## Task details
Extract each line of the records below that contains the word "title".
━━━━━ Input rows
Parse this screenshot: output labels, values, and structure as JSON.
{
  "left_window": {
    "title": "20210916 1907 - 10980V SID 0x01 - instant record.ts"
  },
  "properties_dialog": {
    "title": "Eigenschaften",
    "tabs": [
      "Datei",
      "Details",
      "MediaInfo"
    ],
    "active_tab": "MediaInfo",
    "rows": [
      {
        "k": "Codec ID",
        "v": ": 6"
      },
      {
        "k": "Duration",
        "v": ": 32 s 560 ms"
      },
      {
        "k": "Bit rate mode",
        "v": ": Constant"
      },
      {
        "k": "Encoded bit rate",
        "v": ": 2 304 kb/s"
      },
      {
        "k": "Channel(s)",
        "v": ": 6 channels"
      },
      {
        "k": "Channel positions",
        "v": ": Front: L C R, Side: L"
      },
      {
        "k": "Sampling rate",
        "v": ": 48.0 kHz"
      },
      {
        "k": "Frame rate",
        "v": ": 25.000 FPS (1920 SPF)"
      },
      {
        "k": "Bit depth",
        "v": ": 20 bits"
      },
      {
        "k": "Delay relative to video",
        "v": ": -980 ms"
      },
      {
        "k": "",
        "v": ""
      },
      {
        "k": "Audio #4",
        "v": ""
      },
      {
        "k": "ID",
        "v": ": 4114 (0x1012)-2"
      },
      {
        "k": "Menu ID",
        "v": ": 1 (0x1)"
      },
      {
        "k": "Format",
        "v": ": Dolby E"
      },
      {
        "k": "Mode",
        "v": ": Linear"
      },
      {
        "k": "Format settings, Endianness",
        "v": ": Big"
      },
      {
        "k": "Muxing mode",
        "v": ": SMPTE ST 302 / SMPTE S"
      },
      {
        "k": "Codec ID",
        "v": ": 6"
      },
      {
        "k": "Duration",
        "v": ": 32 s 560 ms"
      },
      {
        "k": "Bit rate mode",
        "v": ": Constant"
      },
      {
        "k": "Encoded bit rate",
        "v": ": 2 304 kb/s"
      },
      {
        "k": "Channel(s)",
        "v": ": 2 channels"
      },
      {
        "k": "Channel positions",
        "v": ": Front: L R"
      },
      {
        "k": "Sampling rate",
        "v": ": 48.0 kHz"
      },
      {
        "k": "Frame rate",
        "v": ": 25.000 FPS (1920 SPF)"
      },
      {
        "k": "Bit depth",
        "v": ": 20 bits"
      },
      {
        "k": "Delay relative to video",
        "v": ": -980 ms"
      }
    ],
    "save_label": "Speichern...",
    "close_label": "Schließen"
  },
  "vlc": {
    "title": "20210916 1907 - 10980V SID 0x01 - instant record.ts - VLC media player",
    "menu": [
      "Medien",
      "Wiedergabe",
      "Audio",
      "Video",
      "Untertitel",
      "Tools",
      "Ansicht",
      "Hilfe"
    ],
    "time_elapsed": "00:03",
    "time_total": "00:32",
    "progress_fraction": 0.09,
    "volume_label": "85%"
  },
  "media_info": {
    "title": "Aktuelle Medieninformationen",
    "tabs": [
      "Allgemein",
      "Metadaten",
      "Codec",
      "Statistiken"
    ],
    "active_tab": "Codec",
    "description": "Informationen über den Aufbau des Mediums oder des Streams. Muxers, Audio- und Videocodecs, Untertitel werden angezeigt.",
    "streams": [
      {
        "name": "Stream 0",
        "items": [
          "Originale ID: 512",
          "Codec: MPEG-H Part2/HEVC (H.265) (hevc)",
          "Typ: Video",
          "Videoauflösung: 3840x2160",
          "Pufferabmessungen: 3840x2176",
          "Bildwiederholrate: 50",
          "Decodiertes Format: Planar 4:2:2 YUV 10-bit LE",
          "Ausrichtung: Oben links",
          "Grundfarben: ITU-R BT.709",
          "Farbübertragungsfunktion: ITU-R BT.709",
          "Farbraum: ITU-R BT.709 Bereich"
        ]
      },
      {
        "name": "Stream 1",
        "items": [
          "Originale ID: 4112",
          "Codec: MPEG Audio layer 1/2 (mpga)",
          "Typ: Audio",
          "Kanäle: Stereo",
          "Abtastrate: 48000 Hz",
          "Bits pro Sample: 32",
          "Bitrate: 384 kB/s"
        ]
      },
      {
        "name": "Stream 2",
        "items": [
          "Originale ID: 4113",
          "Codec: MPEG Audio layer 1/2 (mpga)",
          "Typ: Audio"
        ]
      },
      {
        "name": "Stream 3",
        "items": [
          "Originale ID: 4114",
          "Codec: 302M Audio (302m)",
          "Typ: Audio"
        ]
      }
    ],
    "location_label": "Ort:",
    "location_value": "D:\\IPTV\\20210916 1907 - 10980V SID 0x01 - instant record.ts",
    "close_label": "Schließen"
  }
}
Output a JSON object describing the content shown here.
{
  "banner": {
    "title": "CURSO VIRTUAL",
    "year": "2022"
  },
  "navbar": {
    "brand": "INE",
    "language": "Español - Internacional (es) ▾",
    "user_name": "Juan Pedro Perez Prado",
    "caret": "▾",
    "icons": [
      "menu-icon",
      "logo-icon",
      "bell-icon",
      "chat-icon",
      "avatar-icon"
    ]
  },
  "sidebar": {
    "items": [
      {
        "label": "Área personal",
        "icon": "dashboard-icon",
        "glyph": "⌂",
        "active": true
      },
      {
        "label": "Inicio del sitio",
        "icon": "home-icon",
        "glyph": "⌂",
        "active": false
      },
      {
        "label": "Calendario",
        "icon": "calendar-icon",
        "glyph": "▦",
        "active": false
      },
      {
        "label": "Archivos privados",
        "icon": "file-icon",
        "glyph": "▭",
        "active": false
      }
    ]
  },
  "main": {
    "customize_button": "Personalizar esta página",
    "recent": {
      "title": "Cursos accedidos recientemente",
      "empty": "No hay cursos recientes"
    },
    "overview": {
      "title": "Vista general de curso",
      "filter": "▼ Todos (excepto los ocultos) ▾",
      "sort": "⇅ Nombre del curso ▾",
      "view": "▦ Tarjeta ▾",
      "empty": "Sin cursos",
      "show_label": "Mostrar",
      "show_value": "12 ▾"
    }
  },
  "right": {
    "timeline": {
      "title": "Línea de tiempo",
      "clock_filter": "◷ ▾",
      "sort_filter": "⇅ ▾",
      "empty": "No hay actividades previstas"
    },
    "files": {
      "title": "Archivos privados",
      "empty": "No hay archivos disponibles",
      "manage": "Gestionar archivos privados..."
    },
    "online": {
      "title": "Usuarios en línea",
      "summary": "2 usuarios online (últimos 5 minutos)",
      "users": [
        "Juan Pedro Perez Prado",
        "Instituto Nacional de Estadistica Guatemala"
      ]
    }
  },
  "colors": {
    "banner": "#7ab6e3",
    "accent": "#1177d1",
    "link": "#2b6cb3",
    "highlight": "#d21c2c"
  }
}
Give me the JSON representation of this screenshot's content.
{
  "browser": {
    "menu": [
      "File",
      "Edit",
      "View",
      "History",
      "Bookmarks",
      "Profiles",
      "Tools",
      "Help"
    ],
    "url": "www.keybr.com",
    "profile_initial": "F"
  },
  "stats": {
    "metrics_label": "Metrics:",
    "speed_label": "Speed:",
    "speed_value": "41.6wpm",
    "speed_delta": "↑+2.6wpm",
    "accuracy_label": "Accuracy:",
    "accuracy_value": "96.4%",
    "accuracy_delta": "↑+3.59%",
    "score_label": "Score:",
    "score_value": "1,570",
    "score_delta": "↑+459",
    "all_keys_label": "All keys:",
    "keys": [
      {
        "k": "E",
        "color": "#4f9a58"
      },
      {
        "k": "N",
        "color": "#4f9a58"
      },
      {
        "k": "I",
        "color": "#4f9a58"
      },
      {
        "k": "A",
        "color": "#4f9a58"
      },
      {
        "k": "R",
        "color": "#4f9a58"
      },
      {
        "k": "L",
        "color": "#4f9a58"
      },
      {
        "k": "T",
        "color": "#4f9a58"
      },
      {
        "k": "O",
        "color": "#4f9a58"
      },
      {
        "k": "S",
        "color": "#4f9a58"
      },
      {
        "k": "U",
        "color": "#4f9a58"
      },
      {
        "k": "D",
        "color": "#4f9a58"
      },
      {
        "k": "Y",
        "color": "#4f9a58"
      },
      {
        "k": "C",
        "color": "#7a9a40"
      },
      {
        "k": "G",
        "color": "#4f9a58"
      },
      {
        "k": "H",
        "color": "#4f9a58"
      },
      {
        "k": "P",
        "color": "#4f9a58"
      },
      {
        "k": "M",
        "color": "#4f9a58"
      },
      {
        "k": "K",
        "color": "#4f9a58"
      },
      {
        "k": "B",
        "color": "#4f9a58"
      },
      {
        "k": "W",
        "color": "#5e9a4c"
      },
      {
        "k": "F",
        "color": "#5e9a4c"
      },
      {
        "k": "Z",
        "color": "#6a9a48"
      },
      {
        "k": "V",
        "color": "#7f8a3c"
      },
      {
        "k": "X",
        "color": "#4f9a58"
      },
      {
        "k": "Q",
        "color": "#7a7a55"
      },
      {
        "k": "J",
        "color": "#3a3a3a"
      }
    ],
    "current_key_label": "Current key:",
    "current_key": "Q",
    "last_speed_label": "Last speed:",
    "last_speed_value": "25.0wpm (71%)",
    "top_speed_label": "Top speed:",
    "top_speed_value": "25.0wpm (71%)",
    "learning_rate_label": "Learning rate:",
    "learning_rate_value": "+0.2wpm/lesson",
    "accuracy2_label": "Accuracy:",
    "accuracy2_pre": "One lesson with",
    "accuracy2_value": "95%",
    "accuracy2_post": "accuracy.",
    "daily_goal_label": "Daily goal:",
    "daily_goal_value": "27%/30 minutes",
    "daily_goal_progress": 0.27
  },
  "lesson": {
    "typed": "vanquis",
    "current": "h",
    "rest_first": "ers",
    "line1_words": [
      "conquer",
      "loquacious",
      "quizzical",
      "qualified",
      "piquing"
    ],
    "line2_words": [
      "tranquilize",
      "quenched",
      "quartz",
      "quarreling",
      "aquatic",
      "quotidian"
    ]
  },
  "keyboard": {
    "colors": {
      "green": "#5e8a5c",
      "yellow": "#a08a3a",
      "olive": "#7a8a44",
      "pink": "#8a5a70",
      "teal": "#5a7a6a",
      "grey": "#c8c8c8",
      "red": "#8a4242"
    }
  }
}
━━━━━━━━━━
## Finished exercise
    "title": "20210916 1907 - 10980V SID 0x01 - instant record.ts"
    "title": "Eigenschaften",
    "title": "20210916 1907 - 10980V SID 0x01 - instant record.ts - VLC media player",
    "title": "Aktuelle Medieninformationen",
    "title": "CURSO VIRTUAL",
      "title": "Cursos accedidos recientemente",
      "title": "Vista general de curso",
      "title": "Línea de tiempo",
      "title": "Archivos privados",
      "title": "Usuarios en línea",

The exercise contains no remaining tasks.